* _Instructions for the task_
The data must be written out once more, precisely as given.

——

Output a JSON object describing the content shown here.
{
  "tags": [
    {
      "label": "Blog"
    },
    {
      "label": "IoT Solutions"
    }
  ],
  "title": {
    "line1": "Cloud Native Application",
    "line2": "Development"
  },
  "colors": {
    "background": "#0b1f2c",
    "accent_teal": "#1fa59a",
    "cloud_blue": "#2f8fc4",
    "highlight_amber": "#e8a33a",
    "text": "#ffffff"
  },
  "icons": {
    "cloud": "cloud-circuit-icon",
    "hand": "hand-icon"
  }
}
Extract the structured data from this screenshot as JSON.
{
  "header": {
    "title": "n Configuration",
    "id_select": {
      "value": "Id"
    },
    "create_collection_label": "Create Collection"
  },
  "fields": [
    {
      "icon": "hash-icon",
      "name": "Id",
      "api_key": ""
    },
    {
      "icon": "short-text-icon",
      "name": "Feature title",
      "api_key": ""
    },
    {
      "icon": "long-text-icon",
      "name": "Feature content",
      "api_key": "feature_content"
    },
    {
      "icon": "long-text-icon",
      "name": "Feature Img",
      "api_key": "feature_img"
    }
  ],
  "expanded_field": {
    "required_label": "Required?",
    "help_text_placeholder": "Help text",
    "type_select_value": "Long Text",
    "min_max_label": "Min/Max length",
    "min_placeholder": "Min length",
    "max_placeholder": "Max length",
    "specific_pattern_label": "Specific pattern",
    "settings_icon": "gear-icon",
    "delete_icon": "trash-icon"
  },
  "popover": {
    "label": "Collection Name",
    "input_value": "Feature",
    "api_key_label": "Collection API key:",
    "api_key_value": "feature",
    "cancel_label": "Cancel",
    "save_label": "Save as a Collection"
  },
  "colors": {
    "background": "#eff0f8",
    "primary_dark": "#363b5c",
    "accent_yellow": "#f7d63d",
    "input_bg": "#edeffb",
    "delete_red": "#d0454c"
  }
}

——

* _Output_
Output a JSON object describing the content shown here.
{
  "tags": [
    {
      "label": "Blog"
    },
    {
      "label": "IoT Solutions"
    }
  ],
  "title": {
    "line1": "Cloud Native Application",
    "line2": "Development"
  },
  "colors": {
    "background": "#0b1f2c",
    "accent_teal": "#1fa59a",
    "cloud_blue": "#2f8fc4",
    "highlight_amber": "#e8a33a",
    "text": "#ffffff"
  },
  "icons": {
    "cloud": "cloud-circuit-icon",
    "hand": "hand-icon"
  }
}
Extract the structured data from this screenshot as JSON.
{
  "header": {
    "title": "n Configuration",
    "id_select": {
      "value": "Id"
    },
    "create_collection_label": "Create Collection"
  },
  "fields": [
    {
      "icon": "hash-icon",
      "name": "Id",
      "api_key": ""
    },
    {
      "icon": "short-text-icon",
      "name": "Feature title",
      "api_key": ""
    },
    {
      "icon": "long-text-icon",
      "name": "Feature content",
      "api_key": "feature_content"
    },
    {
      "icon": "long-text-icon",
      "name": "Feature Img",
      "api_key": "feature_img"
    }
  ],
  "expanded_field": {
    "required_label": "Required?",
    "help_text_placeholder": "Help text",
    "type_select_value": "Long Text",
    "min_max_label": "Min/Max length",
    "min_placeholder": "Min length",
    "max_placeholder": "Max length",
    "specific_pattern_label": "Specific pattern",
    "settings_icon": "gear-icon",
    "delete_icon": "trash-icon"
  },
  "popover": {
    "label": "Collection Name",
    "input_value": "Feature",
    "api_key_label": "Collection API key:",
    "api_key_value": "feature",
    "cancel_label": "Cancel",
    "save_label": "Save as a Collection"
  },
  "colors": {
    "background": "#eff0f8",
    "primary_dark": "#363b5c",
    "accent_yellow": "#f7d63d",
    "input_bg": "#edeffb",
    "delete_red": "#d0454c"
  }
}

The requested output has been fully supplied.